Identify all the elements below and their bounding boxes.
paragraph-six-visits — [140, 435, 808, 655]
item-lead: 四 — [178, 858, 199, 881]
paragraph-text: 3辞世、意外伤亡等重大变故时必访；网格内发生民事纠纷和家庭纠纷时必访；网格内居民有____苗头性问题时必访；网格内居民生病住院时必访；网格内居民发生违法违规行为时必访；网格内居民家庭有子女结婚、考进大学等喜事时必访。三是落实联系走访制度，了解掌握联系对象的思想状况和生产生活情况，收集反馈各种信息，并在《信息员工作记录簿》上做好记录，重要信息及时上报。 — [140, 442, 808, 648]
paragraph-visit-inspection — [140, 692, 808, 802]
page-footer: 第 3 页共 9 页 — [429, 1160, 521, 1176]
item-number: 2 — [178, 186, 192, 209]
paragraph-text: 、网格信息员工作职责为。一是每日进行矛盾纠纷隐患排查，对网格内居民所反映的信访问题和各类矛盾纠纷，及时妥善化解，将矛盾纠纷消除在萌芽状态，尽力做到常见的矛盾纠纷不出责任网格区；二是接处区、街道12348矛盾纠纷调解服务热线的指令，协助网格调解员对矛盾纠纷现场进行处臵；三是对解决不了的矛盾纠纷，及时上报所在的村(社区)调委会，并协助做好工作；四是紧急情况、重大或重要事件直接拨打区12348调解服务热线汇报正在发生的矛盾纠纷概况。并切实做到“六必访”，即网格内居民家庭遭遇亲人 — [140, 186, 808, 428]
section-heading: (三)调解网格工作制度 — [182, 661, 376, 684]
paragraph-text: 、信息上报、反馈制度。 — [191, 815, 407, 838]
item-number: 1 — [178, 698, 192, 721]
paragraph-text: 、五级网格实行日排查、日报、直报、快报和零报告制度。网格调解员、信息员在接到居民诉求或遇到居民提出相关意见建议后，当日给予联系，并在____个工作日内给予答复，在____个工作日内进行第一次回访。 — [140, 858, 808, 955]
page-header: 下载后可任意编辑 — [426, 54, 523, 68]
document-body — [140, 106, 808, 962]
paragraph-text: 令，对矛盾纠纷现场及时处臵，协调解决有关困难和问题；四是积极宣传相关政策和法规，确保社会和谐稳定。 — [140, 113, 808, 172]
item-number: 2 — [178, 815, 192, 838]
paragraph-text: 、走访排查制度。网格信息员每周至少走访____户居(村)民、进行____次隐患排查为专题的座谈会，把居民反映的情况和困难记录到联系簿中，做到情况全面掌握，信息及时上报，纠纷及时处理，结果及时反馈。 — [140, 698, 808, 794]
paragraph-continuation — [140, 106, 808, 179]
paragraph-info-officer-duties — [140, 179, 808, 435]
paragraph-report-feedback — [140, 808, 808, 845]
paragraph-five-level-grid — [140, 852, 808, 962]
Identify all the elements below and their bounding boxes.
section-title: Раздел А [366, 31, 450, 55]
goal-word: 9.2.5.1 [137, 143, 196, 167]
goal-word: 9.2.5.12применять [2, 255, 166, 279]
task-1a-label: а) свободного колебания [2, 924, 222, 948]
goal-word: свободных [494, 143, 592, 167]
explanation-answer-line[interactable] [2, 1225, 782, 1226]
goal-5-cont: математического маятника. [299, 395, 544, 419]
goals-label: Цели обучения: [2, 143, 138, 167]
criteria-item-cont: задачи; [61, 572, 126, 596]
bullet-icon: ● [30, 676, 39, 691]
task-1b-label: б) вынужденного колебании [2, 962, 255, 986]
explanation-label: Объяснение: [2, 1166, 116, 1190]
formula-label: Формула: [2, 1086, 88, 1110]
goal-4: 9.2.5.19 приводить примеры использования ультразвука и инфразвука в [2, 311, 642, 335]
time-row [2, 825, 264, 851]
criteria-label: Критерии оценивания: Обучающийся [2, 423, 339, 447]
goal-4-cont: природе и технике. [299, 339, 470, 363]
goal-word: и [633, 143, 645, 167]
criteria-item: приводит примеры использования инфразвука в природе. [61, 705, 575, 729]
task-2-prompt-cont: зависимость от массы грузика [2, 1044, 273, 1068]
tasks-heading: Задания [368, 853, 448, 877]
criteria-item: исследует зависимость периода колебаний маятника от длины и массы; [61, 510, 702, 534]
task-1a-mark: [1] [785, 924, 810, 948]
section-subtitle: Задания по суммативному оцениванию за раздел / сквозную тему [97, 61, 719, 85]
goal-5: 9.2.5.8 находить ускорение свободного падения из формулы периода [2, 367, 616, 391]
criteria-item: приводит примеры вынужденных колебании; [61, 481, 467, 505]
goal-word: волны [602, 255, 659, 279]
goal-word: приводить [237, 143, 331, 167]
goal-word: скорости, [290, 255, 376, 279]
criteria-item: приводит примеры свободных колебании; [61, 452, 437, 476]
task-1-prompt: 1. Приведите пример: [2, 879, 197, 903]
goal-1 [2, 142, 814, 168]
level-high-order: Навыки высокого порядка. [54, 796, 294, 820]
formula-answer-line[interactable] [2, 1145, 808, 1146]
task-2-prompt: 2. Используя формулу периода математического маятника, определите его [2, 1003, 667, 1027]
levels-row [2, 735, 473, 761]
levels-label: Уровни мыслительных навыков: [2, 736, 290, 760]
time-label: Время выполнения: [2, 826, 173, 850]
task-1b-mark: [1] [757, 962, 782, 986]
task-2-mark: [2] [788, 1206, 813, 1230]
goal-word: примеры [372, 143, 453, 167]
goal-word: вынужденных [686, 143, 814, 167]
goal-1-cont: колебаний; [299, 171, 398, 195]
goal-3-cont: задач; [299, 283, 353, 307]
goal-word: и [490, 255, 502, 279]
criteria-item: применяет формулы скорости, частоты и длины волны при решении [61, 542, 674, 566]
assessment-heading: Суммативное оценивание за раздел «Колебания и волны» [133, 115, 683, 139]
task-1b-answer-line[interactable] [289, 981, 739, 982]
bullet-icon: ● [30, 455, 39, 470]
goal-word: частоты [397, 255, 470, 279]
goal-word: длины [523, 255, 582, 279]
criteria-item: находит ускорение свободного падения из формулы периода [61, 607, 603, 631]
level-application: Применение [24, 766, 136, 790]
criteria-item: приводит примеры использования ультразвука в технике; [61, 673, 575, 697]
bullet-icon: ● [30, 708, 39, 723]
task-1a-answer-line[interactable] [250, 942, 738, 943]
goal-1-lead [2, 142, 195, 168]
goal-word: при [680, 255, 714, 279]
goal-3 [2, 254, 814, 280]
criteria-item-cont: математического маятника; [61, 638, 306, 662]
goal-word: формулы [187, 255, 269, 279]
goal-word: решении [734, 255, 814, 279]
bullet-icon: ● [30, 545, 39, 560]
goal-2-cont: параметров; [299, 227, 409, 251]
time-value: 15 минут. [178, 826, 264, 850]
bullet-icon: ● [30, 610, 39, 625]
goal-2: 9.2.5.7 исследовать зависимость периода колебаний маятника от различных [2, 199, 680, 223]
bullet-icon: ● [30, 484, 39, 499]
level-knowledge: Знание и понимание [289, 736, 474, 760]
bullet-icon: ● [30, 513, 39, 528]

********************

Rewrite every line of the records above as a Markdown table with the columns Row and Line. Give each line its own numbered row and skip any blank lines.

| Row | Line |
|---|---|
| 1 | Identify all the elements below and their bounding boxes. |
| 2 | paragraph-six-visits — [140, 435, 808, 655] |
| 3 | item-lead: 四 — [178, 858, 199, 881] |
| 4 | paragraph-text: 3辞世、意外伤亡等重大变故时必访；网格内发生民事纠纷和家庭纠纷时必访；网格内居民有____苗头性问题时必访；网格内居民生病住院时必访；网格内居民发生违法违规行为时必访；网格内居民家庭有子女结婚、考进大学等喜事时必访。三是落实联系走访制度，了解掌握联系对象的思想状况和生产生活情况，收集反馈各种信息，并在《信息员工作记录簿》上做好记录，重要信息及时上报。 — [140, 442, 808, 648] |
| 5 | paragraph-visit-inspection — [140, 692, 808, 802] |
| 6 | page-footer: 第 3 页共 9 页 — [429, 1160, 521, 1176] |
| 7 | item-number: 2 — [178, 186, 192, 209] |
| 8 | paragraph-text: 、网格信息员工作职责为。一是每日进行矛盾纠纷隐患排查，对网格内居民所反映的信访问题和各类矛盾纠纷，及时妥善化解，将矛盾纠纷消除在萌芽状态，尽力做到常见的矛盾纠纷不出责任网格区；二是接处区、街道12348矛盾纠纷调解服务热线的指令，协助网格调解员对矛盾纠纷现场进行处臵；三是对解决不了的矛盾纠纷，及时上报所在的村(社区)调委会，并协助做好工作；四是紧急情况、重大或重要事件直接拨打区12348调解服务热线汇报正在发生的矛盾纠纷概况。并切实做到“六必访”，即网格内居民家庭遭遇亲人 — [140, 186, 808, 428] |
| 9 | section-heading: (三)调解网格工作制度 — [182, 661, 376, 684] |
| 10 | paragraph-text: 、信息上报、反馈制度。 — [191, 815, 407, 838] |
| 11 | item-number: 1 — [178, 698, 192, 721] |
| 12 | paragraph-text: 、五级网格实行日排查、日报、直报、快报和零报告制度。网格调解员、信息员在接到居民诉求或遇到居民提出相关意见建议后，当日给予联系，并在____个工作日内给予答复，在____个工作日内进行第一次回访。 — [140, 858, 808, 955] |
| 13 | page-header: 下载后可任意编辑 — [426, 54, 523, 68] |
| 14 | document-body — [140, 106, 808, 962] |
| 15 | paragraph-text: 令，对矛盾纠纷现场及时处臵，协调解决有关困难和问题；四是积极宣传相关政策和法规，确保社会和谐稳定。 — [140, 113, 808, 172] |
| 16 | item-number: 2 — [178, 815, 192, 838] |
| 17 | paragraph-text: 、走访排查制度。网格信息员每周至少走访____户居(村)民、进行____次隐患排查为专题的座谈会，把居民反映的情况和困难记录到联系簿中，做到情况全面掌握，信息及时上报，纠纷及时处理，结果及时反馈。 — [140, 698, 808, 794] |
| 18 | paragraph-continuation — [140, 106, 808, 179] |
| 19 | paragraph-info-officer-duties — [140, 179, 808, 435] |
| 20 | paragraph-report-feedback — [140, 808, 808, 845] |
| 21 | paragraph-five-level-grid — [140, 852, 808, 962] |
| 22 | Identify all the elements below and their bounding boxes. |
| 23 | section-title: Раздел А [366, 31, 450, 55] |
| 24 | goal-word: 9.2.5.1 [137, 143, 196, 167] |
| 25 | goal-word: 9.2.5.12применять [2, 255, 166, 279] |
| 26 | task-1a-label: а) свободного колебания [2, 924, 222, 948] |
| 27 | goal-word: свободных [494, 143, 592, 167] |
| 28 | explanation-answer-line[interactable] [2, 1225, 782, 1226] |
| 29 | goal-5-cont: математического маятника. [299, 395, 544, 419] |
| 30 | goals-label: Цели обучения: [2, 143, 138, 167] |
| 31 | criteria-item-cont: задачи; [61, 572, 126, 596] |
| 32 | bullet-icon: ● [30, 676, 39, 691] |
| 33 | task-1b-label: б) вынужденного колебании [2, 962, 255, 986] |
| 34 | explanation-label: Объяснение: [2, 1166, 116, 1190] |
| 35 | formula-label: Формула: [2, 1086, 88, 1110] |
| 36 | goal-4: 9.2.5.19 приводить примеры использования ультразвука и инфразвука в [2, 311, 642, 335] |
| 37 | time-row [2, 825, 264, 851] |
| 38 | criteria-label: Критерии оценивания: Обучающийся [2, 423, 339, 447] |
| 39 | goal-4-cont: природе и технике. [299, 339, 470, 363] |
| 40 | goal-word: и [633, 143, 645, 167] |
| 41 | criteria-item: приводит примеры использования инфразвука в природе. [61, 705, 575, 729] |
| 42 | task-2-prompt-cont: зависимость от массы грузика [2, 1044, 273, 1068] |
| 43 | tasks-heading: Задания [368, 853, 448, 877] |
| 44 | criteria-item: исследует зависимость периода колебаний маятника от длины и массы; [61, 510, 702, 534] |
| 45 | task-1a-mark: [1] [785, 924, 810, 948] |
| 46 | section-subtitle: Задания по суммативному оцениванию за раздел / сквозную тему [97, 61, 719, 85] |
| 47 | goal-5: 9.2.5.8 находить ускорение свободного падения из формулы периода [2, 367, 616, 391] |
| 48 | criteria-item: приводит примеры вынужденных колебании; [61, 481, 467, 505] |
| 49 | goal-word: волны [602, 255, 659, 279] |
| 50 | goal-word: приводить [237, 143, 331, 167] |
| 51 | goal-word: скорости, [290, 255, 376, 279] |
| 52 | criteria-item: приводит примеры свободных колебании; [61, 452, 437, 476] |
| 53 | task-1-prompt: 1. Приведите пример: [2, 879, 197, 903] |
| 54 | goal-1 [2, 142, 814, 168] |
| 55 | level-high-order: Навыки высокого порядка. [54, 796, 294, 820] |
| 56 | formula-answer-line[interactable] [2, 1145, 808, 1146] |
| 57 | task-2-prompt: 2. Используя формулу периода математического маятника, определите его [2, 1003, 667, 1027] |
| 58 | levels-row [2, 735, 473, 761] |
| 59 | levels-label: Уровни мыслительных навыков: [2, 736, 290, 760] |
| 60 | time-label: Время выполнения: [2, 826, 173, 850] |
| 61 | task-1b-mark: [1] [757, 962, 782, 986] |
| 62 | task-2-mark: [2] [788, 1206, 813, 1230] |
| 63 | goal-word: примеры [372, 143, 453, 167] |
| 64 | goal-word: вынужденных [686, 143, 814, 167] |
| 65 | goal-1-cont: колебаний; [299, 171, 398, 195] |
| 66 | goal-3-cont: задач; [299, 283, 353, 307] |
| 67 | goal-word: и [490, 255, 502, 279] |
| 68 | criteria-item: применяет формулы скорости, частоты и длины волны при решении [61, 542, 674, 566] |
| 69 | assessment-heading: Суммативное оценивание за раздел «Колебания и волны» [133, 115, 683, 139] |
| 70 | task-1b-answer-line[interactable] [289, 981, 739, 982] |
| 71 | bullet-icon: ● [30, 455, 39, 470] |
| 72 | goal-word: частоты [397, 255, 470, 279] |
| 73 | goal-word: длины [523, 255, 582, 279] |
| 74 | criteria-item: находит ускорение свободного падения из формулы периода [61, 607, 603, 631] |
| 75 | level-application: Применение [24, 766, 136, 790] |
| 76 | criteria-item: приводит примеры использования ультразвука в технике; [61, 673, 575, 697] |
| 77 | bullet-icon: ● [30, 708, 39, 723] |
| 78 | task-1a-answer-line[interactable] [250, 942, 738, 943] |
| 79 | goal-1-lead [2, 142, 195, 168] |
| 80 | goal-word: при [680, 255, 714, 279] |
| 81 | goal-3 [2, 254, 814, 280] |
| 82 | criteria-item-cont: математического маятника; [61, 638, 306, 662] |
| 83 | goal-word: формулы [187, 255, 269, 279] |
| 84 | goal-word: решении [734, 255, 814, 279] |
| 85 | bullet-icon: ● [30, 545, 39, 560] |
| 86 | goal-2-cont: параметров; [299, 227, 409, 251] |
| 87 | time-value: 15 минут. [178, 826, 264, 850] |
| 88 | bullet-icon: ● [30, 610, 39, 625] |
| 89 | goal-2: 9.2.5.7 исследовать зависимость периода колебаний маятника от различных [2, 199, 680, 223] |
| 90 | bullet-icon: ● [30, 484, 39, 499] |
| 91 | level-knowledge: Знание и понимание [289, 736, 474, 760] |
| 92 | bullet-icon: ● [30, 513, 39, 528] |